• WHAT YOU HAVE TO DO: Put the lines of every entry below into one numbered list, leaving out blank lines and the pictures.

• PROVIDED RECORDS:
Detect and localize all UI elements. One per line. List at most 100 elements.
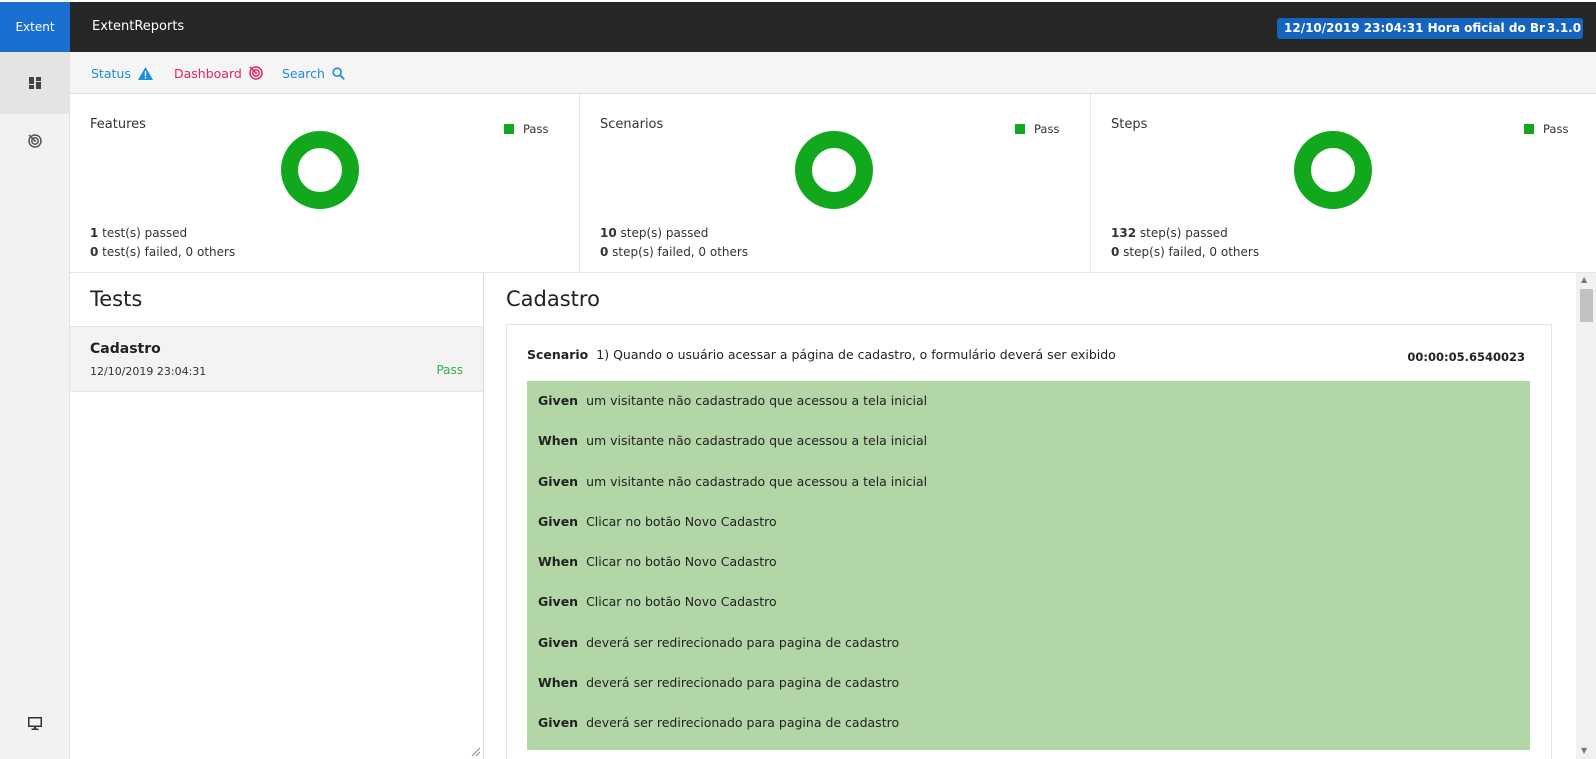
scroll-thumb[interactable] [1580,289,1593,322]
step-row: Given deverá ser redirecionado para pagin… [538,715,899,730]
status-link-label: Status [91,65,131,81]
step-text: deverá ser redirecionado para pagina de … [586,635,900,650]
radar-icon [27,134,42,148]
chart-legend: Pass [1015,122,1059,136]
step-text: deverá ser redirecionado para pagina de … [586,675,900,690]
tests-heading: Tests [90,287,143,311]
scenario-header[interactable]: Scenario 1) Quando o usuário acessar a pá… [527,347,1116,362]
sidenav-monitor-view[interactable] [0,692,69,754]
step-keyword: Given [538,514,579,529]
passed-summary: 10 step(s) passed [600,226,708,240]
steps-card: Steps Pass 132 step(s) passed 0 step(s) … [1091,94,1596,273]
passed-summary: 1 test(s) passed [90,226,187,240]
top-navbar: Extent ExtentReports 12/10/2019 23:04:31… [0,2,1596,52]
radar-icon [249,66,263,80]
legend-swatch [1524,124,1534,134]
version-badge: 3.1.0 [1545,18,1583,39]
chart-legend: Pass [504,122,548,136]
card-title: Features [90,117,146,132]
step-keyword: Given [538,393,579,408]
step-row: Given deverá ser redirecionado para pagin… [538,635,899,650]
failed-text: step(s) failed, 0 others [608,245,749,259]
scroll-down-arrow-icon[interactable]: ▼ [1581,746,1587,755]
passed-summary: 132 step(s) passed [1111,226,1228,240]
sidenav-radar-view[interactable] [0,110,69,172]
step-keyword: Given [538,715,579,730]
step-row: Given Clicar no botão Novo Cadastro [538,594,777,609]
step-text: Clicar no botão Novo Cadastro [586,514,777,529]
test-list-item[interactable]: Cadastro 12/10/2019 23:04:31 Pass [70,326,483,392]
test-time: 12/10/2019 23:04:31 [90,365,207,378]
failed-text: test(s) failed, 0 others [98,245,236,259]
failed-summary: 0 step(s) failed, 0 others [600,245,748,259]
search-icon [332,66,345,80]
passed-text: test(s) passed [98,226,188,240]
legend-label: Pass [523,122,549,136]
card-title: Scenarios [600,117,664,132]
monitor-icon [27,716,42,730]
tests-pane: Tests Cadastro 12/10/2019 23:04:31 Pass [70,273,484,759]
passed-text: step(s) passed [1136,226,1228,240]
step-text: Clicar no botão Novo Cadastro [586,594,777,609]
test-status: Pass [436,363,463,377]
scenarios-donut-chart [795,131,873,209]
dashboard-grid-icon [28,77,41,89]
sidenav-dashboard-view[interactable] [0,52,69,114]
step-row: When deverá ser redirecionado para pagina… [538,675,899,690]
status-link[interactable]: Status [91,52,153,94]
warning-icon [137,66,153,80]
scenario-label: Scenario [527,347,589,362]
scenario-box: Scenario 1) Quando o usuário acessar a pá… [506,324,1552,759]
side-nav [0,52,70,759]
sub-nav: Status Dashboard Search [70,52,1596,94]
step-row: Given um visitante não cadastrado que ace… [538,474,927,489]
step-keyword: When [538,554,579,569]
scenarios-card: Scenarios Pass 10 step(s) passed 0 step(… [580,94,1091,273]
donut-pass-ring [281,131,359,209]
test-name: Cadastro [90,341,161,357]
step-row: Given um visitante não cadastrado que ace… [538,393,927,408]
failed-summary: 0 step(s) failed, 0 others [1111,245,1259,259]
step-text: um visitante não cadastrado que acessou … [586,393,928,408]
step-keyword: Given [538,474,579,489]
resize-grip-icon[interactable] [471,747,481,757]
detail-title: Cadastro [506,287,600,311]
donut-pass-ring [795,131,873,209]
step-text: Clicar no botão Novo Cadastro [586,554,777,569]
dashboard-link-label: Dashboard [174,65,242,81]
donut-pass-ring [1294,131,1372,209]
test-detail-pane: Cadastro Scenario 1) Quando o usuário ace… [484,273,1576,759]
card-title: Steps [1111,117,1148,132]
chart-legend: Pass [1524,122,1568,136]
step-text: um visitante não cadastrado que acessou … [586,474,928,489]
step-text: um visitante não cadastrado que acessou … [586,433,928,448]
step-row: When Clicar no botão Novo Cadastro [538,554,777,569]
failed-summary: 0 test(s) failed, 0 others [90,245,235,259]
step-row: Given Clicar no botão Novo Cadastro [538,514,777,529]
legend-swatch [504,124,514,134]
legend-label: Pass [1034,122,1060,136]
scenario-duration: 00:00:05.6540023 [1407,350,1525,364]
passed-count: 132 [1111,226,1137,240]
step-keyword: When [538,675,579,690]
legend-swatch [1015,124,1025,134]
timestamp-badge: 12/10/2019 23:04:31 Hora oficial do Bras… [1277,18,1576,39]
step-keyword: Given [538,635,579,650]
failed-text: step(s) failed, 0 others [1119,245,1260,259]
search-link[interactable]: Search [282,52,345,94]
step-keyword: When [538,433,579,448]
report-name: ExtentReports [92,19,185,34]
steps-list: Given um visitante não cadastrado que ace… [527,381,1530,750]
search-link-label: Search [282,65,325,81]
step-row: When um visitante não cadastrado que aces… [538,433,927,448]
steps-donut-chart [1294,131,1372,209]
dashboard-link[interactable]: Dashboard [174,52,263,94]
legend-label: Pass [1543,122,1569,136]
scrollbar[interactable]: ▲ ▼ [1576,273,1596,759]
passed-text: step(s) passed [616,226,709,240]
step-keyword: Given [538,594,579,609]
brand-logo[interactable]: Extent [0,2,70,52]
scroll-up-arrow-icon[interactable]: ▲ [1581,275,1587,284]
scenario-text: 1) Quando o usuário acessar a página de … [596,347,1116,362]
step-text: deverá ser redirecionado para pagina de … [586,715,900,730]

• ANSWER TO THE EXERCISE:
1. Detect and localize all UI elements. One per line. List at most 100 elements.
2. scroll-thumb[interactable] [1580,289,1593,322]
3. step-row: Given deverá ser redirecionado para pagin… [538,715,899,730]
4. status-link-label: Status [91,65,131,81]
5. step-text: deverá ser redirecionado para pagina de … [586,635,900,650]
6. radar-icon [27,134,42,148]
7. chart-legend: Pass [1015,122,1059,136]
8. step-text: deverá ser redirecionado para pagina de … [586,675,900,690]
9. tests-heading: Tests [90,287,143,311]
10. scenario-header[interactable]: Scenario 1) Quando o usuário acessar a pá… [527,347,1116,362]
11. sidenav-monitor-view[interactable] [0,692,69,754]
12. step-keyword: Given [538,514,579,529]
13. passed-summary: 10 step(s) passed [600,226,708,240]
14. steps-card: Steps Pass 132 step(s) passed 0 step(s) … [1091,94,1596,273]
15. passed-summary: 1 test(s) passed [90,226,187,240]
16. top-navbar: Extent ExtentReports 12/10/2019 23:04:31… [0,2,1596,52]
17. radar-icon [249,66,263,80]
18. legend-swatch [1524,124,1534,134]
19. version-badge: 3.1.0 [1545,18,1583,39]
20. chart-legend: Pass [504,122,548,136]
21. card-title: Features [90,117,146,132]
22. step-keyword: Given [538,393,579,408]
23. step-row: Given deverá ser redirecionado para pagin… [538,635,899,650]
24. failed-text: step(s) failed, 0 others [608,245,749,259]
25. scroll-down-arrow-icon[interactable]: ▼ [1581,746,1587,755]
26. passed-summary: 132 step(s) passed [1111,226,1228,240]
27. sidenav-radar-view[interactable] [0,110,69,172]
28. step-keyword: Given [538,715,579,730]
29. step-row: Given Clicar no botão Novo Cadastro [538,594,777,609]
30. step-text: Clicar no botão Novo Cadastro [586,514,777,529]
31. test-list-item[interactable]: Cadastro 12/10/2019 23:04:31 Pass [70,326,483,392]
32. test-time: 12/10/2019 23:04:31 [90,365,207,378]
33. failed-text: test(s) failed, 0 others [98,245,236,259]
34. failed-summary: 0 step(s) failed, 0 others [600,245,748,259]
35. search-icon [332,66,345,80]
36. passed-text: test(s) passed [98,226,188,240]
37. legend-label: Pass [523,122,549,136]
38. card-title: Scenarios [600,117,664,132]
39. monitor-icon [27,716,42,730]
40. tests-pane: Tests Cadastro 12/10/2019 23:04:31 Pass [70,273,484,759]
41. passed-text: step(s) passed [1136,226,1228,240]
42. step-text: Clicar no botão Novo Cadastro [586,594,777,609]
43. test-status: Pass [436,363,463,377]
44. scenarios-donut-chart [795,131,873,209]
45. dashboard-grid-icon [28,77,41,89]
46. sidenav-dashboard-view[interactable] [0,52,69,114]
47. step-row: When deverá ser redirecionado para pagina… [538,675,899,690]
48. status-link[interactable]: Status [91,52,153,94]
49. warning-icon [137,66,153,80]
50. scenario-label: Scenario [527,347,589,362]
51. scenario-box: Scenario 1) Quando o usuário acessar a pá… [506,324,1552,759]
52. side-nav [0,52,70,759]
53. sub-nav: Status Dashboard Search [70,52,1596,94]
54. step-row: Given um visitante não cadastrado que ace… [538,474,927,489]
55. step-keyword: When [538,554,579,569]
56. scenarios-card: Scenarios Pass 10 step(s) passed 0 step(… [580,94,1091,273]
57. donut-pass-ring [281,131,359,209]
58. test-name: Cadastro [90,341,161,357]
59. step-row: Given um visitante não cadastrado que ace… [538,393,927,408]
60. failed-summary: 0 step(s) failed, 0 others [1111,245,1259,259]
61. step-text: um visitante não cadastrado que acessou … [586,393,928,408]
62. step-keyword: Given [538,474,579,489]
63. resize-grip-icon[interactable] [471,747,481,757]
64. detail-title: Cadastro [506,287,600,311]
65. donut-pass-ring [795,131,873,209]
66. step-text: Clicar no botão Novo Cadastro [586,554,777,569]
67. dashboard-link-label: Dashboard [174,65,242,81]
68. donut-pass-ring [1294,131,1372,209]
69. test-detail-pane: Cadastro Scenario 1) Quando o usuário ace… [484,273,1576,759]
70. card-title: Steps [1111,117,1148,132]
71. chart-legend: Pass [1524,122,1568,136]
72. step-text: um visitante não cadastrado que acessou … [586,474,928,489]
73. step-text: um visitante não cadastrado que acessou … [586,433,928,448]
74. step-row: When Clicar no botão Novo Cadastro [538,554,777,569]
75. failed-summary: 0 test(s) failed, 0 others [90,245,235,259]
76. step-row: Given Clicar no botão Novo Cadastro [538,514,777,529]
77. legend-swatch [504,124,514,134]
78. legend-label: Pass [1034,122,1060,136]
79. scenario-duration: 00:00:05.6540023 [1407,350,1525,364]
80. passed-count: 132 [1111,226,1137,240]
81. step-keyword: When [538,675,579,690]
82. legend-swatch [1015,124,1025,134]
83. timestamp-badge: 12/10/2019 23:04:31 Hora oficial do Bras… [1277,18,1576,39]
84. step-keyword: Given [538,635,579,650]
85. failed-text: step(s) failed, 0 others [1119,245,1260,259]
86. search-link[interactable]: Search [282,52,345,94]
87. step-keyword: When [538,433,579,448]
88. report-name: ExtentReports [92,19,185,34]
89. steps-list: Given um visitante não cadastrado que ace… [527,381,1530,750]
90. search-link-label: Search [282,65,325,81]
91. step-row: When um visitante não cadastrado que aces… [538,433,927,448]
92. steps-donut-chart [1294,131,1372,209]
93. dashboard-link[interactable]: Dashboard [174,52,263,94]
94. legend-label: Pass [1543,122,1569,136]
95. scrollbar[interactable]: ▲ ▼ [1576,273,1596,759]
96. passed-text: step(s) passed [616,226,709,240]
97. step-keyword: Given [538,594,579,609]
98. brand-logo[interactable]: Extent [0,2,70,52]
99. scroll-up-arrow-icon[interactable]: ▲ [1581,275,1587,284]
100. scenario-text: 1) Quando o usuário acessar a página de … [596,347,1116,362]
101. step-text: deverá ser redirecionado para pagina de … [586,715,900,730]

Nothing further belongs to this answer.